Problem requirements: Find the lines holding "Specify" and copy them.

>> BEGIN Data shown

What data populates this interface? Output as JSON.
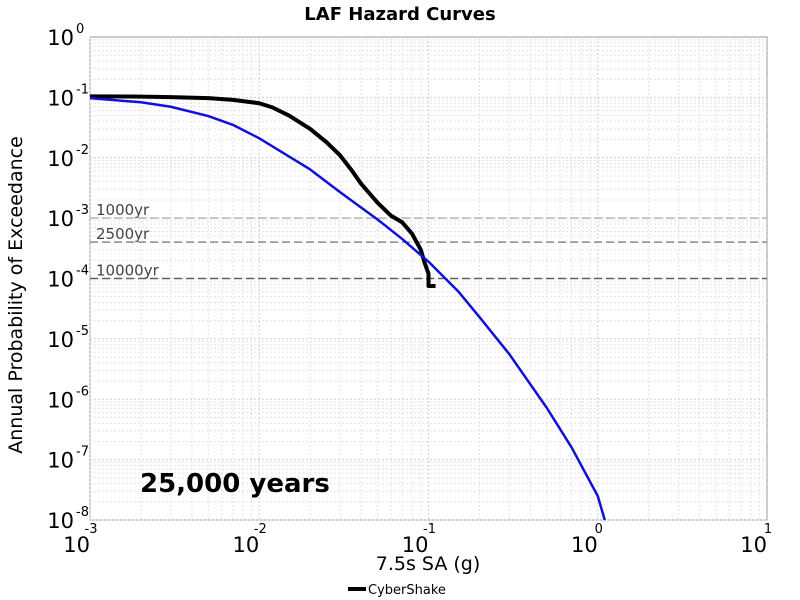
{
  "chart_data": {
    "type": "line",
    "title": "LAF Hazard Curves",
    "xlabel": "7.5s SA (g)",
    "ylabel": "Annual Probability of Exceedance",
    "x_scale": "log",
    "y_scale": "log",
    "xlim": [
      0.001,
      10
    ],
    "ylim": [
      1e-08,
      1
    ],
    "grid": true,
    "x_ticks": [
      {
        "base": "10",
        "exp": "-3",
        "value": 0.001
      },
      {
        "base": "10",
        "exp": "-2",
        "value": 0.01
      },
      {
        "base": "10",
        "exp": "-1",
        "value": 0.1
      },
      {
        "base": "10",
        "exp": "0",
        "value": 1
      },
      {
        "base": "10",
        "exp": "1",
        "value": 10
      }
    ],
    "y_ticks": [
      {
        "base": "10",
        "exp": "0",
        "value": 1
      },
      {
        "base": "10",
        "exp": "-1",
        "value": 0.1
      },
      {
        "base": "10",
        "exp": "-2",
        "value": 0.01
      },
      {
        "base": "10",
        "exp": "-3",
        "value": 0.001
      },
      {
        "base": "10",
        "exp": "-4",
        "value": 0.0001
      },
      {
        "base": "10",
        "exp": "-5",
        "value": 1e-05
      },
      {
        "base": "10",
        "exp": "-6",
        "value": 1e-06
      },
      {
        "base": "10",
        "exp": "-7",
        "value": 1e-07
      },
      {
        "base": "10",
        "exp": "-8",
        "value": 1e-08
      }
    ],
    "reference_lines": [
      {
        "label": "1000yr",
        "y": 0.001
      },
      {
        "label": "2500yr",
        "y": 0.0004
      },
      {
        "label": "10000yr",
        "y": 0.0001
      }
    ],
    "annotation": "25,000 years",
    "legend": {
      "placement": "bottom-center",
      "entries": [
        "CyberShake"
      ]
    },
    "series": [
      {
        "name": "CyberShake",
        "color": "#000000",
        "points": [
          [
            0.001,
            0.104
          ],
          [
            0.002,
            0.103
          ],
          [
            0.003,
            0.101
          ],
          [
            0.005,
            0.097
          ],
          [
            0.007,
            0.091
          ],
          [
            0.01,
            0.08
          ],
          [
            0.012,
            0.068
          ],
          [
            0.015,
            0.05
          ],
          [
            0.02,
            0.03
          ],
          [
            0.025,
            0.018
          ],
          [
            0.03,
            0.011
          ],
          [
            0.035,
            0.0063
          ],
          [
            0.04,
            0.0037
          ],
          [
            0.05,
            0.0018
          ],
          [
            0.06,
            0.0011
          ],
          [
            0.07,
            0.00085
          ],
          [
            0.08,
            0.00055
          ],
          [
            0.09,
            0.0003
          ],
          [
            0.095,
            0.00018
          ],
          [
            0.1,
            0.00012
          ],
          [
            0.1,
            7.5e-05
          ],
          [
            0.11,
            7.5e-05
          ]
        ]
      },
      {
        "color": "#1010d8",
        "points": [
          [
            0.001,
            0.097
          ],
          [
            0.002,
            0.083
          ],
          [
            0.003,
            0.07
          ],
          [
            0.005,
            0.049
          ],
          [
            0.007,
            0.035
          ],
          [
            0.01,
            0.021
          ],
          [
            0.02,
            0.0064
          ],
          [
            0.03,
            0.0027
          ],
          [
            0.05,
            0.00095
          ],
          [
            0.07,
            0.00045
          ],
          [
            0.1,
            0.00019
          ],
          [
            0.15,
            6.1e-05
          ],
          [
            0.2,
            2.3e-05
          ],
          [
            0.3,
            5.6e-06
          ],
          [
            0.5,
            7.2e-07
          ],
          [
            0.7,
            1.6e-07
          ],
          [
            1.0,
            2.5e-08
          ],
          [
            1.1,
            1e-08
          ]
        ]
      }
    ]
  }
}
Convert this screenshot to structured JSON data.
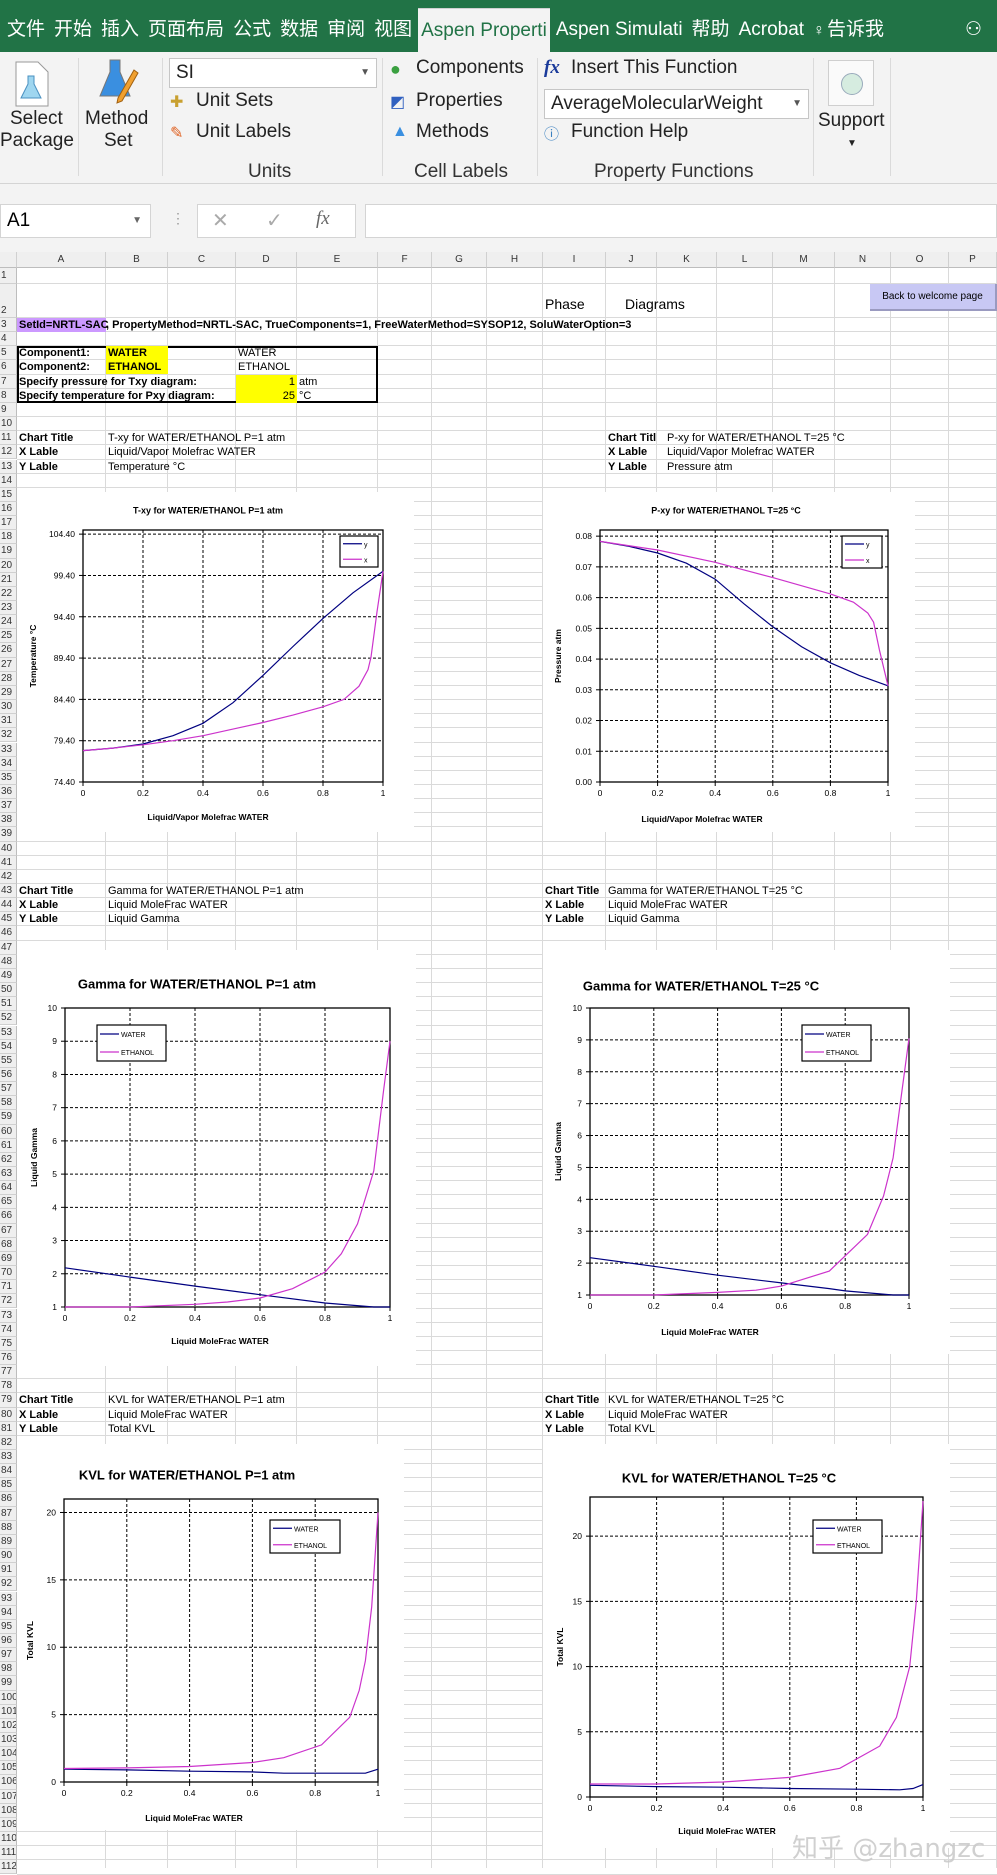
{
  "tabs": [
    {
      "label": "文件"
    },
    {
      "label": "开始"
    },
    {
      "label": "插入"
    },
    {
      "label": "页面布局"
    },
    {
      "label": "公式"
    },
    {
      "label": "数据"
    },
    {
      "label": "审阅"
    },
    {
      "label": "视图"
    },
    {
      "label": "Aspen Properti",
      "active": true
    },
    {
      "label": "Aspen Simulati"
    },
    {
      "label": "帮助"
    },
    {
      "label": "Acrobat"
    },
    {
      "label": "告诉我",
      "icon": "lightbulb-icon"
    }
  ],
  "ribbon": {
    "select_package": [
      "Select",
      "Package"
    ],
    "method_set": [
      "Method",
      "Set"
    ],
    "unit_set_value": "SI",
    "unit_sets": "Unit Sets",
    "unit_labels": "Unit Labels",
    "units_group": "Units",
    "components": "Components",
    "properties": "Properties",
    "methods": "Methods",
    "cell_labels_group": "Cell Labels",
    "insert_function": "Insert This Function",
    "function_value": "AverageMolecularWeight",
    "function_help": "Function Help",
    "property_functions_group": "Property Functions",
    "support": "Support"
  },
  "formula_bar": {
    "name_box": "A1",
    "cancel": "✕",
    "enter": "✓",
    "fx": "fx",
    "value": ""
  },
  "columns": [
    "A",
    "B",
    "C",
    "D",
    "E",
    "F",
    "G",
    "H",
    "I",
    "J",
    "K",
    "L",
    "M",
    "N",
    "O",
    "P"
  ],
  "rows": [
    "1",
    "2",
    "3",
    "4",
    "5",
    "6",
    "7",
    "8",
    "9",
    "10",
    "11",
    "12",
    "13",
    "14",
    "15",
    "16",
    "17",
    "18",
    "19",
    "20",
    "21",
    "22",
    "23",
    "24",
    "25",
    "26",
    "27",
    "28",
    "29",
    "30",
    "31",
    "32",
    "33",
    "34",
    "35",
    "36",
    "37",
    "38",
    "39",
    "40",
    "41",
    "42",
    "43",
    "44",
    "45",
    "46",
    "47",
    "48",
    "49",
    "50",
    "51",
    "52",
    "53",
    "54",
    "55",
    "56",
    "57",
    "58",
    "59",
    "60",
    "61",
    "62",
    "63",
    "64",
    "65",
    "66",
    "67",
    "68",
    "69",
    "70",
    "71",
    "72",
    "73",
    "74",
    "75",
    "76",
    "77",
    "78",
    "79",
    "80",
    "81",
    "82",
    "83",
    "84",
    "85",
    "86",
    "87",
    "88",
    "89",
    "90",
    "91",
    "92",
    "93",
    "94",
    "95",
    "96",
    "97",
    "98",
    "99",
    "100",
    "101",
    "102",
    "103",
    "104",
    "105",
    "106",
    "107",
    "108",
    "109",
    "110",
    "111",
    "112"
  ],
  "sheet": {
    "phase": "Phase",
    "diagrams": "Diagrams",
    "back_button": "Back to welcome page",
    "setid": "SetId=NRTL-SAC",
    "settings": ", PropertyMethod=NRTL-SAC, TrueComponents=1, FreeWaterMethod=SYSOP12, SoluWaterOption=3",
    "component1_label": "Component1:",
    "component1": "WATER",
    "component1_name": "WATER",
    "component2_label": "Component2:",
    "component2": "ETHANOL",
    "component2_name": "ETHANOL",
    "pressure_label": "Specify pressure for Txy diagram:",
    "pressure": "1",
    "pressure_unit": "atm",
    "temperature_label": "Specify temperature for Pxy diagram:",
    "temperature": "25",
    "temperature_unit": "°C",
    "chart_title_label": "Chart Title",
    "chart_title_label_clipped": "Chart Titl",
    "x_label_label": "X Lable",
    "y_label_label": "Y Lable",
    "txy": {
      "title": "T-xy for WATER/ETHANOL   P=1 atm",
      "x": "Liquid/Vapor Molefrac WATER",
      "y": "Temperature °C"
    },
    "pxy": {
      "title": "P-xy for WATER/ETHANOL   T=25 °C",
      "x": "Liquid/Vapor Molefrac WATER",
      "y": "Pressure atm"
    },
    "gamma_p": {
      "title": "Gamma for WATER/ETHANOL     P=1 atm",
      "x": "Liquid MoleFrac WATER",
      "y": "Liquid Gamma"
    },
    "gamma_t": {
      "title": "Gamma for WATER/ETHANOL     T=25 °C",
      "x": "Liquid MoleFrac WATER",
      "y": "Liquid Gamma"
    },
    "kvl_p": {
      "title": "KVL for WATER/ETHANOL     P=1 atm",
      "x": "Liquid MoleFrac WATER",
      "y": "Total KVL"
    },
    "kvl_t": {
      "title": "KVL for WATER/ETHANOL     T=25 °C",
      "x": "Liquid MoleFrac WATER",
      "y": "Total KVL"
    }
  },
  "colors": {
    "ribbon_green": "#217346",
    "series_dark": "#000080",
    "series_magenta": "#cc33cc",
    "highlight_yellow": "#ffff00",
    "setid_purple": "#cc99ff",
    "button_lavender": "#c8c8f4"
  },
  "watermark": "知乎 @zhangzc",
  "chart_data": [
    {
      "type": "line",
      "title": "T-xy for WATER/ETHANOL   P=1 atm",
      "xlabel": "Liquid/Vapor Molefrac WATER",
      "ylabel": "Temperature °C",
      "xlim": [
        0,
        1
      ],
      "ylim": [
        74.4,
        104.9
      ],
      "x_ticks": [
        "0",
        "0.2",
        "0.4",
        "0.6",
        "0.8",
        "1"
      ],
      "y_ticks": [
        "74.40",
        "79.40",
        "84.40",
        "89.40",
        "94.40",
        "99.40",
        "104.40"
      ],
      "grid": true,
      "legend": "top-right",
      "series": [
        {
          "name": "y",
          "color": "#000080",
          "x": [
            0,
            0.1,
            0.2,
            0.3,
            0.4,
            0.5,
            0.6,
            0.7,
            0.8,
            0.9,
            1.0
          ],
          "y": [
            78.2,
            78.5,
            79.0,
            80.0,
            81.5,
            84.0,
            87.3,
            90.8,
            94.2,
            97.3,
            99.9
          ]
        },
        {
          "name": "x",
          "color": "#cc33cc",
          "x": [
            0,
            0.1,
            0.2,
            0.3,
            0.4,
            0.5,
            0.6,
            0.7,
            0.8,
            0.87,
            0.92,
            0.95,
            0.96,
            0.98,
            1.0
          ],
          "y": [
            78.2,
            78.5,
            78.9,
            79.4,
            80.0,
            80.8,
            81.6,
            82.5,
            83.5,
            84.4,
            86.0,
            88.0,
            89.5,
            95.0,
            99.9
          ]
        }
      ]
    },
    {
      "type": "line",
      "title": "P-xy for WATER/ETHANOL   T=25 °C",
      "xlabel": "Liquid/Vapor Molefrac WATER",
      "ylabel": "Pressure atm",
      "xlim": [
        0,
        1
      ],
      "ylim": [
        0,
        0.082
      ],
      "x_ticks": [
        "0",
        "0.2",
        "0.4",
        "0.6",
        "0.8",
        "1"
      ],
      "y_ticks": [
        "0.00",
        "0.01",
        "0.02",
        "0.03",
        "0.04",
        "0.05",
        "0.06",
        "0.07",
        "0.08"
      ],
      "grid": true,
      "legend": "top-right",
      "series": [
        {
          "name": "y",
          "color": "#000080",
          "x": [
            0,
            0.1,
            0.2,
            0.3,
            0.4,
            0.5,
            0.6,
            0.7,
            0.8,
            0.9,
            1.0
          ],
          "y": [
            0.0783,
            0.0767,
            0.0745,
            0.0712,
            0.066,
            0.058,
            0.0505,
            0.044,
            0.0388,
            0.0347,
            0.0313
          ]
        },
        {
          "name": "x",
          "color": "#cc33cc",
          "x": [
            0,
            0.2,
            0.4,
            0.6,
            0.8,
            0.88,
            0.93,
            0.95,
            0.97,
            1.0
          ],
          "y": [
            0.0783,
            0.0755,
            0.0715,
            0.0665,
            0.0612,
            0.0585,
            0.055,
            0.052,
            0.043,
            0.0313
          ]
        }
      ]
    },
    {
      "type": "line",
      "title": "Gamma for WATER/ETHANOL     P=1 atm",
      "xlabel": "Liquid MoleFrac WATER",
      "ylabel": "Liquid Gamma",
      "xlim": [
        0,
        1
      ],
      "ylim": [
        1,
        10
      ],
      "x_ticks": [
        "0",
        "0.2",
        "0.4",
        "0.6",
        "0.8",
        "1"
      ],
      "y_ticks": [
        "1",
        "2",
        "3",
        "4",
        "5",
        "6",
        "7",
        "8",
        "9",
        "10"
      ],
      "grid": true,
      "legend": "top-left",
      "series": [
        {
          "name": "WATER",
          "color": "#000080",
          "x": [
            0,
            0.2,
            0.4,
            0.6,
            0.8,
            0.95,
            1.0
          ],
          "y": [
            2.18,
            1.9,
            1.63,
            1.37,
            1.12,
            1.0,
            1.0
          ]
        },
        {
          "name": "ETHANOL",
          "color": "#cc33cc",
          "x": [
            0,
            0.2,
            0.4,
            0.5,
            0.6,
            0.7,
            0.8,
            0.85,
            0.9,
            0.95,
            0.98,
            1.0
          ],
          "y": [
            1.0,
            1.0,
            1.08,
            1.15,
            1.27,
            1.55,
            2.05,
            2.6,
            3.5,
            5.1,
            7.5,
            9.0
          ]
        }
      ]
    },
    {
      "type": "line",
      "title": "Gamma for WATER/ETHANOL     T=25 °C",
      "xlabel": "Liquid MoleFrac WATER",
      "ylabel": "Liquid Gamma",
      "xlim": [
        0,
        1
      ],
      "ylim": [
        1,
        10
      ],
      "x_ticks": [
        "0",
        "0.2",
        "0.4",
        "0.6",
        "0.8",
        "1"
      ],
      "y_ticks": [
        "1",
        "2",
        "3",
        "4",
        "5",
        "6",
        "7",
        "8",
        "9",
        "10"
      ],
      "grid": true,
      "legend": "top-right",
      "series": [
        {
          "name": "WATER",
          "color": "#000080",
          "x": [
            0,
            0.2,
            0.4,
            0.6,
            0.75,
            0.8,
            0.95,
            1.0
          ],
          "y": [
            2.17,
            1.9,
            1.62,
            1.38,
            1.2,
            1.13,
            1.0,
            1.0
          ]
        },
        {
          "name": "ETHANOL",
          "color": "#cc33cc",
          "x": [
            0,
            0.2,
            0.4,
            0.52,
            0.6,
            0.75,
            0.87,
            0.92,
            0.95,
            0.97,
            1.0
          ],
          "y": [
            1.0,
            1.0,
            1.08,
            1.15,
            1.28,
            1.75,
            2.9,
            4.1,
            5.3,
            6.8,
            9.05
          ]
        }
      ]
    },
    {
      "type": "line",
      "title": "KVL for WATER/ETHANOL     P=1 atm",
      "xlabel": "Liquid MoleFrac WATER",
      "ylabel": "Total KVL",
      "xlim": [
        0,
        1
      ],
      "ylim": [
        0,
        21
      ],
      "x_ticks": [
        "0",
        "0.2",
        "0.4",
        "0.6",
        "0.8",
        "1"
      ],
      "y_ticks": [
        "0",
        "5",
        "10",
        "15",
        "20"
      ],
      "grid": true,
      "legend": "top-right",
      "series": [
        {
          "name": "WATER",
          "color": "#000080",
          "x": [
            0,
            0.2,
            0.4,
            0.6,
            0.7,
            0.96,
            1.0
          ],
          "y": [
            0.95,
            0.9,
            0.8,
            0.75,
            0.65,
            0.65,
            0.95
          ]
        },
        {
          "name": "ETHANOL",
          "color": "#cc33cc",
          "x": [
            0,
            0.2,
            0.4,
            0.6,
            0.7,
            0.82,
            0.91,
            0.94,
            0.96,
            0.98,
            1.0
          ],
          "y": [
            1.0,
            1.05,
            1.15,
            1.45,
            1.8,
            2.75,
            4.8,
            6.8,
            9.0,
            13.0,
            20.0
          ]
        }
      ]
    },
    {
      "type": "line",
      "title": "KVL for WATER/ETHANOL     T=25 °C",
      "xlabel": "Liquid MoleFrac WATER",
      "ylabel": "Total KVL",
      "xlim": [
        0,
        1
      ],
      "ylim": [
        0,
        23
      ],
      "x_ticks": [
        "0",
        "0.2",
        "0.4",
        "0.6",
        "0.8",
        "1"
      ],
      "y_ticks": [
        "0",
        "5",
        "10",
        "15",
        "20"
      ],
      "grid": true,
      "legend": "top-right",
      "series": [
        {
          "name": "WATER",
          "color": "#000080",
          "x": [
            0,
            0.2,
            0.4,
            0.6,
            0.8,
            0.93,
            0.97,
            1.0
          ],
          "y": [
            0.9,
            0.8,
            0.75,
            0.65,
            0.6,
            0.55,
            0.65,
            0.95
          ]
        },
        {
          "name": "ETHANOL",
          "color": "#cc33cc",
          "x": [
            0,
            0.2,
            0.4,
            0.6,
            0.75,
            0.87,
            0.92,
            0.96,
            0.98,
            1.0
          ],
          "y": [
            1.0,
            1.0,
            1.15,
            1.5,
            2.2,
            3.9,
            6.1,
            10.0,
            15.0,
            22.7
          ]
        }
      ]
    }
  ]
}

>> END Data shown

Finished answer:
    "pressure_label": "Specify pressure for Txy diagram:",
    "temperature_label": "Specify temperature for Pxy diagram:",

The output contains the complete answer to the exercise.